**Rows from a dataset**
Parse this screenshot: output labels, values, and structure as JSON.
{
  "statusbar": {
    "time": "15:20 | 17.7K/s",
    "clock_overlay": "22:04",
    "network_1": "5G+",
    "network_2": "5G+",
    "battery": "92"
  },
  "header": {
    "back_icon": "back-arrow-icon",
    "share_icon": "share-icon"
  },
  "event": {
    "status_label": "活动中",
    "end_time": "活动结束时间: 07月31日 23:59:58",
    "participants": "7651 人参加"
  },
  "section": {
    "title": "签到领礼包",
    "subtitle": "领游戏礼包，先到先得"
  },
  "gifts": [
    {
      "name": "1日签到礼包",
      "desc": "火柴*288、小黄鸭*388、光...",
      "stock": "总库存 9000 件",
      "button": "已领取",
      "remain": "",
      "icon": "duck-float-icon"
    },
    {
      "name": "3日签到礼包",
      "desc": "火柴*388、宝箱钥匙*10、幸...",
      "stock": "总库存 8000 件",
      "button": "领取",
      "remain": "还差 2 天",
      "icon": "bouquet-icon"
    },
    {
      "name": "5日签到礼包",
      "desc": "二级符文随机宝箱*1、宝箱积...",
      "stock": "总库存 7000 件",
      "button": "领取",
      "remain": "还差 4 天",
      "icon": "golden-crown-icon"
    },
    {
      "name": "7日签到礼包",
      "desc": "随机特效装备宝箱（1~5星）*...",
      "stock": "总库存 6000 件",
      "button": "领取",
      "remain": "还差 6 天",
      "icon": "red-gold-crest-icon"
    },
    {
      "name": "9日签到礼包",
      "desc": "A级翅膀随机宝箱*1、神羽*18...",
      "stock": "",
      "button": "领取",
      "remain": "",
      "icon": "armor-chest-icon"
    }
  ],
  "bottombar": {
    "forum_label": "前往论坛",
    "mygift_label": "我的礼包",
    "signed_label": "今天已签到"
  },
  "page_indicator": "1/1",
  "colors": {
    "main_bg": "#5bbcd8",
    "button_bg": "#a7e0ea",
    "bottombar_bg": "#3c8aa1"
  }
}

**Written request**
Nothing should be left out: return all of the records exactly.

**Full output**
Parse this screenshot: output labels, values, and structure as JSON.
{
  "statusbar": {
    "time": "15:20 | 17.7K/s",
    "clock_overlay": "22:04",
    "network_1": "5G+",
    "network_2": "5G+",
    "battery": "92"
  },
  "header": {
    "back_icon": "back-arrow-icon",
    "share_icon": "share-icon"
  },
  "event": {
    "status_label": "活动中",
    "end_time": "活动结束时间: 07月31日 23:59:58",
    "participants": "7651 人参加"
  },
  "section": {
    "title": "签到领礼包",
    "subtitle": "领游戏礼包，先到先得"
  },
  "gifts": [
    {
      "name": "1日签到礼包",
      "desc": "火柴*288、小黄鸭*388、光...",
      "stock": "总库存 9000 件",
      "button": "已领取",
      "remain": "",
      "icon": "duck-float-icon"
    },
    {
      "name": "3日签到礼包",
      "desc": "火柴*388、宝箱钥匙*10、幸...",
      "stock": "总库存 8000 件",
      "button": "领取",
      "remain": "还差 2 天",
      "icon": "bouquet-icon"
    },
    {
      "name": "5日签到礼包",
      "desc": "二级符文随机宝箱*1、宝箱积...",
      "stock": "总库存 7000 件",
      "button": "领取",
      "remain": "还差 4 天",
      "icon": "golden-crown-icon"
    },
    {
      "name": "7日签到礼包",
      "desc": "随机特效装备宝箱（1~5星）*...",
      "stock": "总库存 6000 件",
      "button": "领取",
      "remain": "还差 6 天",
      "icon": "red-gold-crest-icon"
    },
    {
      "name": "9日签到礼包",
      "desc": "A级翅膀随机宝箱*1、神羽*18...",
      "stock": "",
      "button": "领取",
      "remain": "",
      "icon": "armor-chest-icon"
    }
  ],
  "bottombar": {
    "forum_label": "前往论坛",
    "mygift_label": "我的礼包",
    "signed_label": "今天已签到"
  },
  "page_indicator": "1/1",
  "colors": {
    "main_bg": "#5bbcd8",
    "button_bg": "#a7e0ea",
    "bottombar_bg": "#3c8aa1"
  }
}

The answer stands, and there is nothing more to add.